**DATA FOR THE TASK:**
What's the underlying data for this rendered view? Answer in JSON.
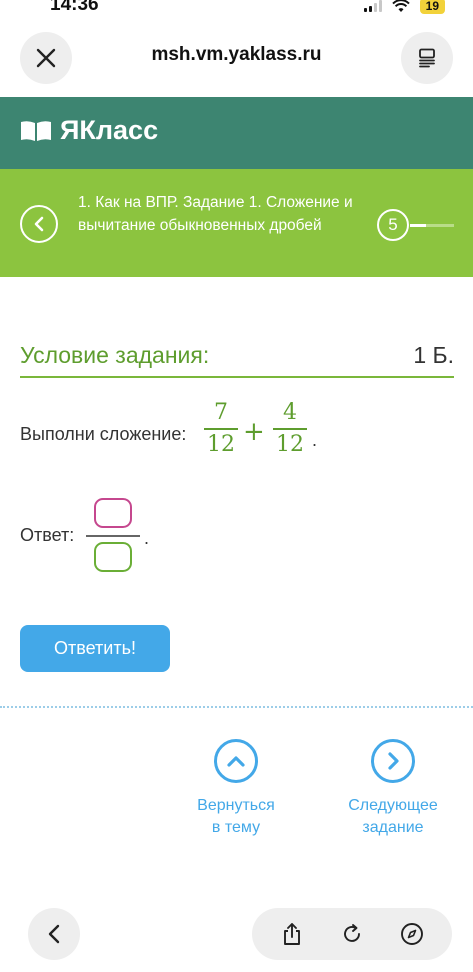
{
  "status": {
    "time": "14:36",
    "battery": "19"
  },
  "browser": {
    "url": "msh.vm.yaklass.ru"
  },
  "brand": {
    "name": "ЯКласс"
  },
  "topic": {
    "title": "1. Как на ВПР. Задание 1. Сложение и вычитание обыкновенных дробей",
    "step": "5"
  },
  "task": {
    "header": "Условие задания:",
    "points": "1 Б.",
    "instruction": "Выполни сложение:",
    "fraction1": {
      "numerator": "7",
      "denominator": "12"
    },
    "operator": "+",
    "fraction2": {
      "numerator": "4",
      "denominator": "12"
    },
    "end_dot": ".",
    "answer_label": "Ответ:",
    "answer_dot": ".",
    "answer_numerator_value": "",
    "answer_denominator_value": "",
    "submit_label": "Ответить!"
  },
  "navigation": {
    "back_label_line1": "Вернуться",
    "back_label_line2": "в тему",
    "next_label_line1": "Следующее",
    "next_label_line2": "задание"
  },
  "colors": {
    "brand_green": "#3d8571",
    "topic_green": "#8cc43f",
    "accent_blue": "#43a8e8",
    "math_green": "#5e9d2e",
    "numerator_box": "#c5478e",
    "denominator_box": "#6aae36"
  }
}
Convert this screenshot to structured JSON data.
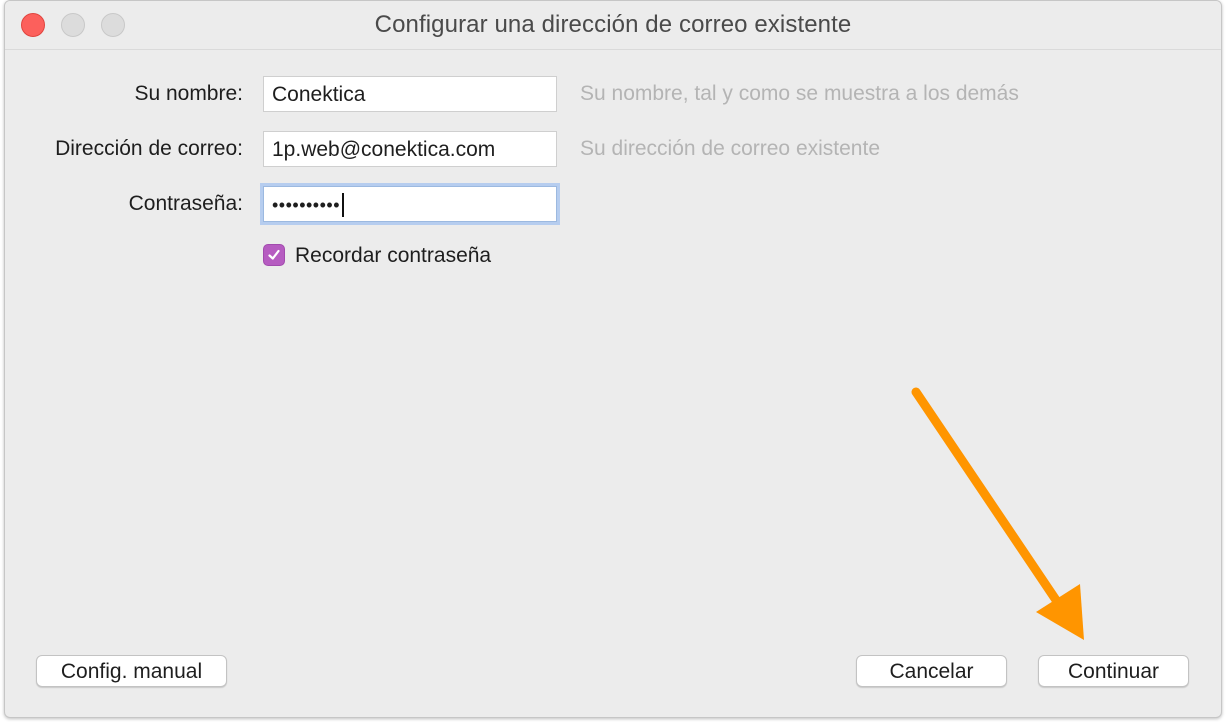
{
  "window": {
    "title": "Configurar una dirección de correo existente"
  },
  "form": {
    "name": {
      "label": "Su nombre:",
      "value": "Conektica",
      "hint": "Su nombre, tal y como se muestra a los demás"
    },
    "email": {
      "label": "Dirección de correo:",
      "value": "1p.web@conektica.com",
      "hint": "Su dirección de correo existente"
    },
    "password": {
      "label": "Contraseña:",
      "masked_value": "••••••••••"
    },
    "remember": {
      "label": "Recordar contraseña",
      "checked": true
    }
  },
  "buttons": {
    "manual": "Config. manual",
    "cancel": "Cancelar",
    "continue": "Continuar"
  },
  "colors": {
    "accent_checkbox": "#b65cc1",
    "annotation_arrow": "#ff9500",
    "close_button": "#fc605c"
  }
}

**REQUEST:** List every line above that contains the word "JSON".

**RESULT:**
What's the underlying data for this rendered view? Answer in JSON.
Convert this screenshot to structured JSON data.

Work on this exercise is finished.